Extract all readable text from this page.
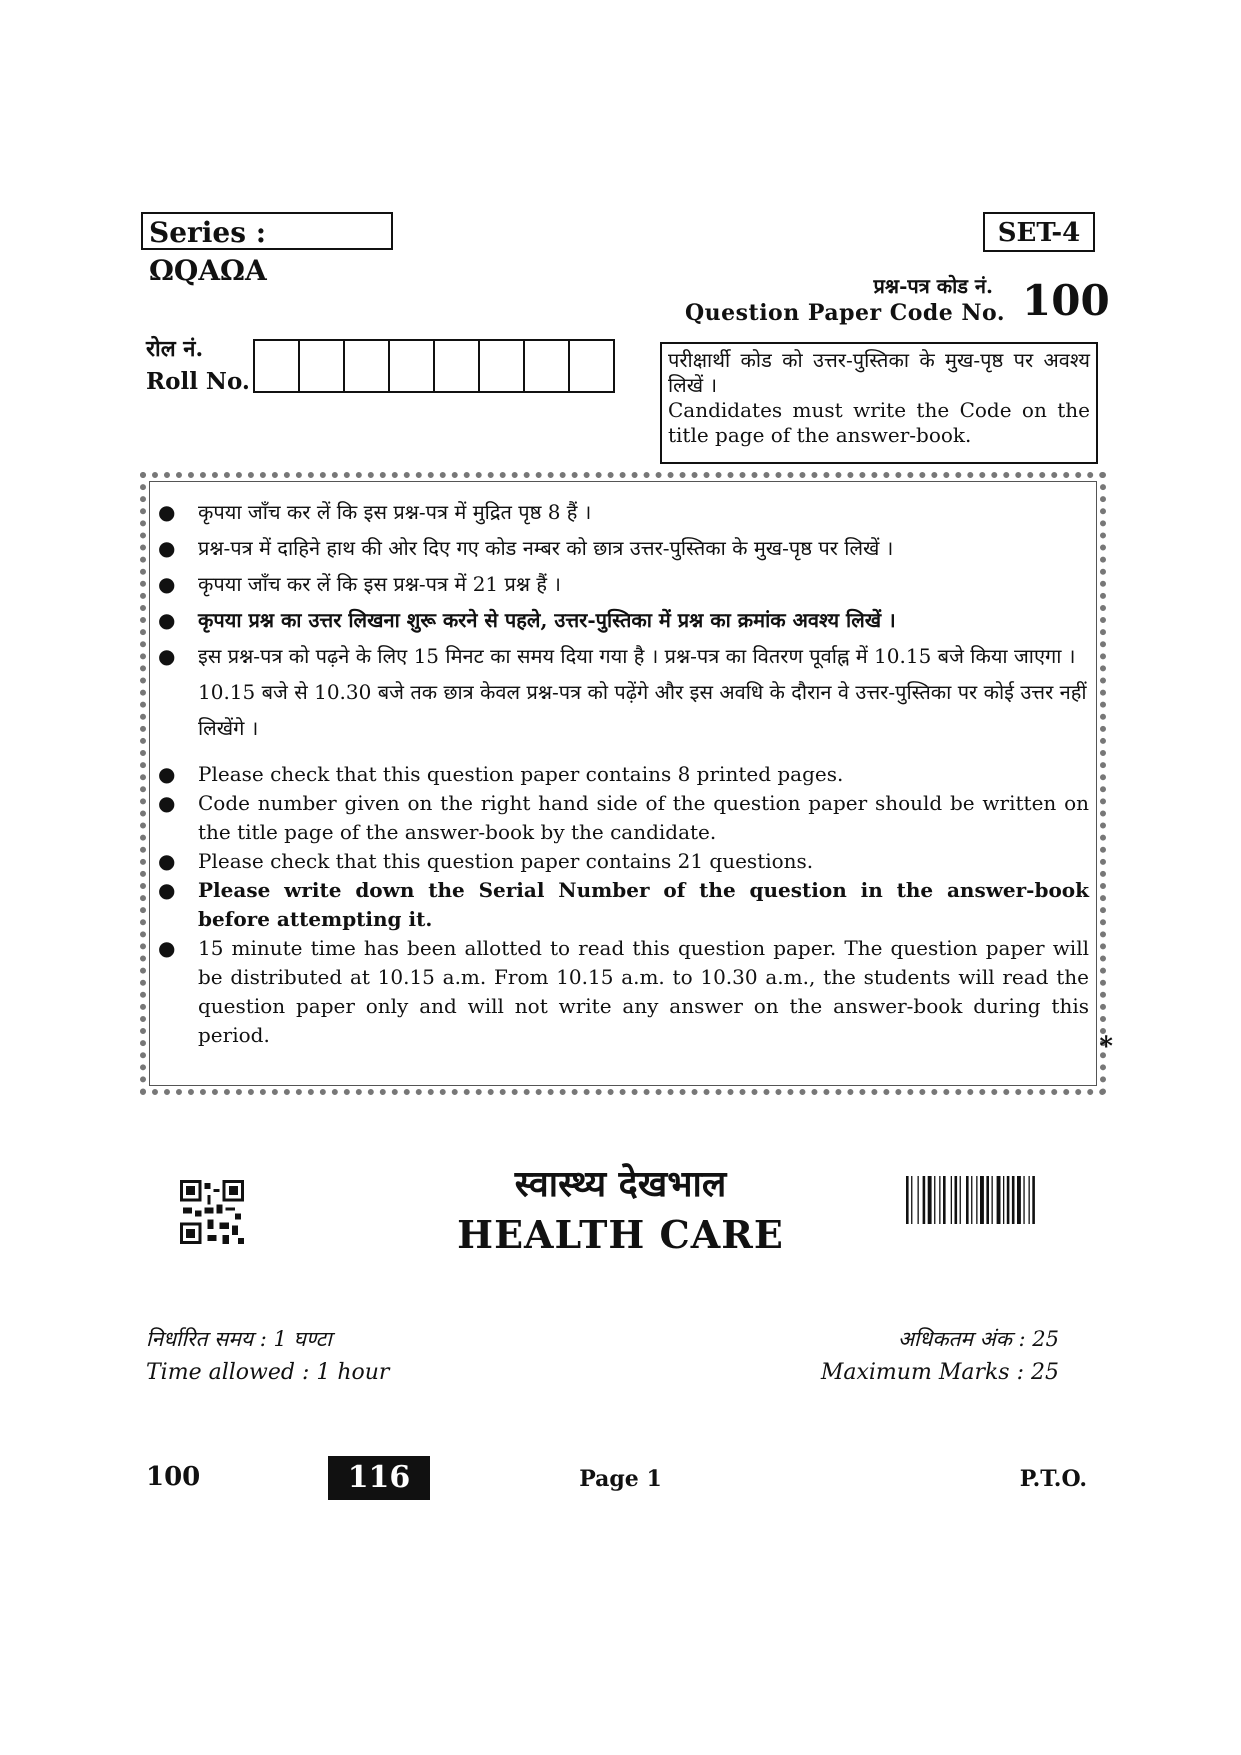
Series : ΩQAΩA
SET-4
प्रश्न-पत्र कोड नं.
Question Paper Code No. 100
रोल नं.
Roll No.
परीक्षार्थी कोड को उत्तर-पुस्तिका के मुख-पृष्ठ पर अवश्य लिखें ।
Candidates must write the Code on the title page of the answer-book.
● कृपया जाँच कर लें कि इस प्रश्न-पत्र में मुद्रित पृष्ठ 8 हैं ।
● प्रश्न-पत्र में दाहिने हाथ की ओर दिए गए कोड नम्बर को छात्र उत्तर-पुस्तिका के मुख-पृष्ठ पर लिखें ।
● कृपया जाँच कर लें कि इस प्रश्न-पत्र में 21 प्रश्न हैं ।
● कृपया प्रश्न का उत्तर लिखना शुरू करने से पहले, उत्तर-पुस्तिका में प्रश्न का क्रमांक अवश्य लिखें ।
● इस प्रश्न-पत्र को पढ़ने के लिए 15 मिनट का समय दिया गया है । प्रश्न-पत्र का वितरण पूर्वाह्न में 10.15 बजे किया जाएगा । 10.15 बजे से 10.30 बजे तक छात्र केवल प्रश्न-पत्र को पढ़ेंगे और इस अवधि के दौरान वे उत्तर-पुस्तिका पर कोई उत्तर नहीं लिखेंगे ।
● Please check that this question paper contains 8 printed pages.
● Code number given on the right hand side of the question paper should be written on the title page of the answer-book by the candidate.
● Please check that this question paper contains 21 questions.
● Please write down the Serial Number of the question in the answer-book before attempting it.
● 15 minute time has been allotted to read this question paper. The question paper will be distributed at 10.15 a.m. From 10.15 a.m. to 10.30 a.m., the students will read the question paper only and will not write any answer on the answer-book during this period.	*
स्वास्थ्य देखभाल
HEALTH CARE
निर्धारित समय : 1 घण्टा
Time allowed : 1 hour
अधिकतम अंक : 25
Maximum Marks : 25
100	116	Page 1	P.T.O.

» **Stated problem**
Drop the images and repeat the data exactly.

» **Solution below**
Extract all readable text from this page.
Series : ΩQAΩA
SET-4
प्रश्न-पत्र कोड नं.
Question Paper Code No. 100
रोल नं.
Roll No.
परीक्षार्थी कोड को उत्तर-पुस्तिका के मुख-पृष्ठ पर अवश्य लिखें ।
Candidates must write the Code on the title page of the answer-book.
● कृपया जाँच कर लें कि इस प्रश्न-पत्र में मुद्रित पृष्ठ 8 हैं ।
● प्रश्न-पत्र में दाहिने हाथ की ओर दिए गए कोड नम्बर को छात्र उत्तर-पुस्तिका के मुख-पृष्ठ पर लिखें ।
● कृपया जाँच कर लें कि इस प्रश्न-पत्र में 21 प्रश्न हैं ।
● कृपया प्रश्न का उत्तर लिखना शुरू करने से पहले, उत्तर-पुस्तिका में प्रश्न का क्रमांक अवश्य लिखें ।
● इस प्रश्न-पत्र को पढ़ने के लिए 15 मिनट का समय दिया गया है । प्रश्न-पत्र का वितरण पूर्वाह्न में 10.15 बजे किया जाएगा । 10.15 बजे से 10.30 बजे तक छात्र केवल प्रश्न-पत्र को पढ़ेंगे और इस अवधि के दौरान वे उत्तर-पुस्तिका पर कोई उत्तर नहीं लिखेंगे ।
● Please check that this question paper contains 8 printed pages.
● Code number given on the right hand side of the question paper should be written on the title page of the answer-book by the candidate.
● Please check that this question paper contains 21 questions.
● Please write down the Serial Number of the question in the answer-book before attempting it.
● 15 minute time has been allotted to read this question paper. The question paper will be distributed at 10.15 a.m. From 10.15 a.m. to 10.30 a.m., the students will read the question paper only and will not write any answer on the answer-book during this period.	*
स्वास्थ्य देखभाल
HEALTH CARE
निर्धारित समय : 1 घण्टा
Time allowed : 1 hour
अधिकतम अंक : 25
Maximum Marks : 25
100	116	Page 1	P.T.O.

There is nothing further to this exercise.